* Instructions for the task:
Name every person the article about Julian Assange identifies by name.

* Text section:
WikiLeaks founder Julian Assange, the infamous whistleblower and fugitive who lost a bid on Tuesday to have his UK arrest warrant cancelled, has become a divisive figure during a decade of leaks, disagreements and evading Western governments' reach.
The 46-year-old former hacker is a heroic figurehead for digital rights crusaders part of his radical anti-secrecy agenda confronting powerful institutions.
America and its allies view the Australian as a dangerous leaker of confidential documents who imperils lives, and US Attorney General Jeff Sessions last year declared him a "priority" for prosecution.
But this polarising personality has remained undeterred, despite being ensconced in the Ecuadorian embassy in London for five years after fleeing there to evade extradition to Sweden over a rape probe.
Assange maintains the case is linked to his whistleblowing activities and would lead to his eventual transfer to America.
"We believe in what we're doing," he said during a 2016 interview with German news weekly Der Spiegel. "The attacks only make us stronger."
- Powerful enemies -
Since launching WikiLeaks in 2006, Assange has taken on the US army and the Central Intelligence Agency with a torrent of damaging leaks.
This included posting a damning video in 2010 showing a US military helicopter firing on and killing two journalists and several Iraqi civilians.
It followed up by dumping online 400,000 other so-called "Iraq war logs", tens of thousands of classified Afghan war documents and in 2011 a quarter million diplomatic cables from 274 US embassies.
Assange in 2016 hailed the latter "the most important single collection of material we have published".
More recently he became embroiled in the last American presidential election, after releasing emails from the Democratic National Committee showing favouritism towards Hillary Clinton.
Despite declaring during the campaign that he loved WikiLeaks, the administration of US President Donald Trump has said it is now preparing charges against Assange.
- 'The road is far from over' -
Assange was arrested in London in December 2010 on a pan-European warrant after rape allegations in Sweden, based on encounters with two women, emerged in August of that year.
A British judge approved his extradition to Sweden in 2011, and after unsuccessful appeals, he applied for political asylum with Ecuador in June 2012 and moved into the embassy.
Although Swedish prosecutors dropped their investigation in May last year, citing statutes of limitation, Assange has remained inside fearing arrest by British police for breaching his bail conditions.

* Document layout detection data:
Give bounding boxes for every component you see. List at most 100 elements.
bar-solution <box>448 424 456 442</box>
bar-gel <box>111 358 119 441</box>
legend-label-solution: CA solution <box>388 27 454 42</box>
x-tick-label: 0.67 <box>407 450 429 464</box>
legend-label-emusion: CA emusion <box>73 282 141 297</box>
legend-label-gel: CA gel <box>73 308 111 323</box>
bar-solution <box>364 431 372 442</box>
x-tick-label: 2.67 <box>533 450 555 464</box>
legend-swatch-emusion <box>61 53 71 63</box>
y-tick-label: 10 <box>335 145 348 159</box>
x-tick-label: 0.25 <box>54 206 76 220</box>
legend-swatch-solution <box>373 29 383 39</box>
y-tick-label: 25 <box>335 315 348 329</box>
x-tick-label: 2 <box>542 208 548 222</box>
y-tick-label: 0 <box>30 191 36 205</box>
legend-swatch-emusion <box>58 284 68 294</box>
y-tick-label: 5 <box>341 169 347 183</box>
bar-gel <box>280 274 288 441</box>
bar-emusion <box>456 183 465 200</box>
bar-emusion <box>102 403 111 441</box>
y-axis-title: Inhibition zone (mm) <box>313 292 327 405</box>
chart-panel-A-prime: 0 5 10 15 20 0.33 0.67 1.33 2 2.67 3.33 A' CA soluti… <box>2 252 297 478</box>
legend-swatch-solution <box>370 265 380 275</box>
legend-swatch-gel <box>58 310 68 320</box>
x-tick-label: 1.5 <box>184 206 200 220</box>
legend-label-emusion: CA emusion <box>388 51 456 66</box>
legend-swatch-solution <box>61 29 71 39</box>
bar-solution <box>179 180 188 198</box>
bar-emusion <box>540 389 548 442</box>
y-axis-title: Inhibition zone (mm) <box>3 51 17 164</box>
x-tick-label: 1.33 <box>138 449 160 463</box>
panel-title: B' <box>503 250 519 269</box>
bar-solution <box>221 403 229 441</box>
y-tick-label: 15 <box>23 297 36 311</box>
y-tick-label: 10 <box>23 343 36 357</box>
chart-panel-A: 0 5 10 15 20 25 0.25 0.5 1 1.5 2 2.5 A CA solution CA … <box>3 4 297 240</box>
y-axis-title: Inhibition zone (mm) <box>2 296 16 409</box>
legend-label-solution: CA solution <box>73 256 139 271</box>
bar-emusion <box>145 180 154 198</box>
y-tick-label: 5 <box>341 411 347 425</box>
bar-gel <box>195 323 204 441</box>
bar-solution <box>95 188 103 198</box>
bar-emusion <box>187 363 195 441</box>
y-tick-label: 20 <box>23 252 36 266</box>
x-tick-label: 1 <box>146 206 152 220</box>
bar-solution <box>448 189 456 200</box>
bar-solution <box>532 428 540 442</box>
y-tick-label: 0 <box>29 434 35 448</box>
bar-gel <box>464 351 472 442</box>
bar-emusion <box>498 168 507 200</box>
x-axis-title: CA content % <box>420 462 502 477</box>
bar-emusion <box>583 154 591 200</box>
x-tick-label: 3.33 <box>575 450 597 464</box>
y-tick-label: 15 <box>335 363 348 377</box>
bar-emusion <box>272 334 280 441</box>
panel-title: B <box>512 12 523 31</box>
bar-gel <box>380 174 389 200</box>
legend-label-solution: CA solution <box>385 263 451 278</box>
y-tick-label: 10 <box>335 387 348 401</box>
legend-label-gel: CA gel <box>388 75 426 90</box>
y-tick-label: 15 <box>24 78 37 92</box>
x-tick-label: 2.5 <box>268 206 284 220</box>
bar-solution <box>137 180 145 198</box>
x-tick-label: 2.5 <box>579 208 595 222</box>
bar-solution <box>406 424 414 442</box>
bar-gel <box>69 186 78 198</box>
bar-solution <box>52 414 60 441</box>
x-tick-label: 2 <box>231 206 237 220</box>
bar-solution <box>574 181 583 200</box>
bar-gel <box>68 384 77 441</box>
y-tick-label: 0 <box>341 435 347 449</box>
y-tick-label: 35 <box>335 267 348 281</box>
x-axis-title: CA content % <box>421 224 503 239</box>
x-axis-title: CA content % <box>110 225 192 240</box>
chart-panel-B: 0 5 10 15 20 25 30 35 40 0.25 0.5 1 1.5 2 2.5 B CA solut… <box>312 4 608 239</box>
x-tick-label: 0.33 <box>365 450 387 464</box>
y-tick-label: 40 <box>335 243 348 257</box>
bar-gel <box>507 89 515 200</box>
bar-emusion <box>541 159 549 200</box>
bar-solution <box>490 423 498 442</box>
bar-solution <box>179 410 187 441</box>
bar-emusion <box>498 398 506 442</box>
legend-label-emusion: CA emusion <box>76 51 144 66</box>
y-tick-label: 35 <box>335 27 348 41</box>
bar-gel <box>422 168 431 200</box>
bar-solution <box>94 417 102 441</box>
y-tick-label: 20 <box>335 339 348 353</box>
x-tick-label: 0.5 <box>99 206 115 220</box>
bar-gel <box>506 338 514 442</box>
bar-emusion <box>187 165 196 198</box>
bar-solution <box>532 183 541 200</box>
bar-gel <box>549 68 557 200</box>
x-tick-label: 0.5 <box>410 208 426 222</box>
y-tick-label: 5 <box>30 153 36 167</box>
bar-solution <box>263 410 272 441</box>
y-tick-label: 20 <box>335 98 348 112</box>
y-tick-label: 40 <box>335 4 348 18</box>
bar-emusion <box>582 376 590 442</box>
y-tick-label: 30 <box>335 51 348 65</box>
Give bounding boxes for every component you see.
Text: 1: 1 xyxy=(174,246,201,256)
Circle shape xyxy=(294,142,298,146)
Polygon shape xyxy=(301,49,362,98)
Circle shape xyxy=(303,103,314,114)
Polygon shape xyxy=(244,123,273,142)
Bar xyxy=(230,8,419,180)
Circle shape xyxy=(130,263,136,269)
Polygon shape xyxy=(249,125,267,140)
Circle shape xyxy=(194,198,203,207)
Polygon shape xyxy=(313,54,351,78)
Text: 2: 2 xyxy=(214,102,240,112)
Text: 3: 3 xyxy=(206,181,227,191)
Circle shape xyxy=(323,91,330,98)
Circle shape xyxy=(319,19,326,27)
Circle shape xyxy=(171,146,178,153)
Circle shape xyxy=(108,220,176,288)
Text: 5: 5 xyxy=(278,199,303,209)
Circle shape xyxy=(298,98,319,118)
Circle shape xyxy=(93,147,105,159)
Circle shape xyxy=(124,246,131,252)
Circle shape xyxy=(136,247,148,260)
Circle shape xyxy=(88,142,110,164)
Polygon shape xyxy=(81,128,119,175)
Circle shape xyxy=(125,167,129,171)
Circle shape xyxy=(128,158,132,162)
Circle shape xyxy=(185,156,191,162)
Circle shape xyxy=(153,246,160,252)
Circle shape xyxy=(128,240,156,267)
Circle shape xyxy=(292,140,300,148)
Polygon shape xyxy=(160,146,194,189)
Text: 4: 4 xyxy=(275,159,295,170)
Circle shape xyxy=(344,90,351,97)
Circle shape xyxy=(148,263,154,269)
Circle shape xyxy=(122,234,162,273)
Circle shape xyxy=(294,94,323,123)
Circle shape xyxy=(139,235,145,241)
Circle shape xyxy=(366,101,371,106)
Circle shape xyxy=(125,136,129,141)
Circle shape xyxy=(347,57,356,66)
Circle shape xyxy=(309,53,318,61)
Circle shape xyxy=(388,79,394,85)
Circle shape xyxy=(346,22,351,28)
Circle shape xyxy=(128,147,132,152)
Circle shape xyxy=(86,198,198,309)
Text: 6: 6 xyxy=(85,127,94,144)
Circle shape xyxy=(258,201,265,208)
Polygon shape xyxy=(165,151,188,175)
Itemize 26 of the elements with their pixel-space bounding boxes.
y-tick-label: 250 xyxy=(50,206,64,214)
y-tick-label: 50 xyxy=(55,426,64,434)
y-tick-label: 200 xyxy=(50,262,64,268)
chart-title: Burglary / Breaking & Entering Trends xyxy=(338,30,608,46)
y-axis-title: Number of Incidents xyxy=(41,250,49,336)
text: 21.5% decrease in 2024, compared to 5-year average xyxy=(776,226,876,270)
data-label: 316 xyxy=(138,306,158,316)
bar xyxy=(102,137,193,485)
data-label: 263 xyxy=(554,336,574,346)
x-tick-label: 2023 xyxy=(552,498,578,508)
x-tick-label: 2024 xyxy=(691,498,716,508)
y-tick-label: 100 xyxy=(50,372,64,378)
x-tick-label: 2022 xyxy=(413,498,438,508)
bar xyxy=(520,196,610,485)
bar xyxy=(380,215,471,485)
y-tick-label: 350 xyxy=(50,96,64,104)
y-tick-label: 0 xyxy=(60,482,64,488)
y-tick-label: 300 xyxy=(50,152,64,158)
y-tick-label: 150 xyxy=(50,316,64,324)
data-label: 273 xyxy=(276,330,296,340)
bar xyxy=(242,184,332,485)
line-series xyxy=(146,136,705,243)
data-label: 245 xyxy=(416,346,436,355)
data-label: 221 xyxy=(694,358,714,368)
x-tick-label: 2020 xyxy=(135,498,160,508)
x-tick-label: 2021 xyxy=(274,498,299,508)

* Task result:
Julian Assange, Jeff Sessions, Hillary Clinton, Donald Trump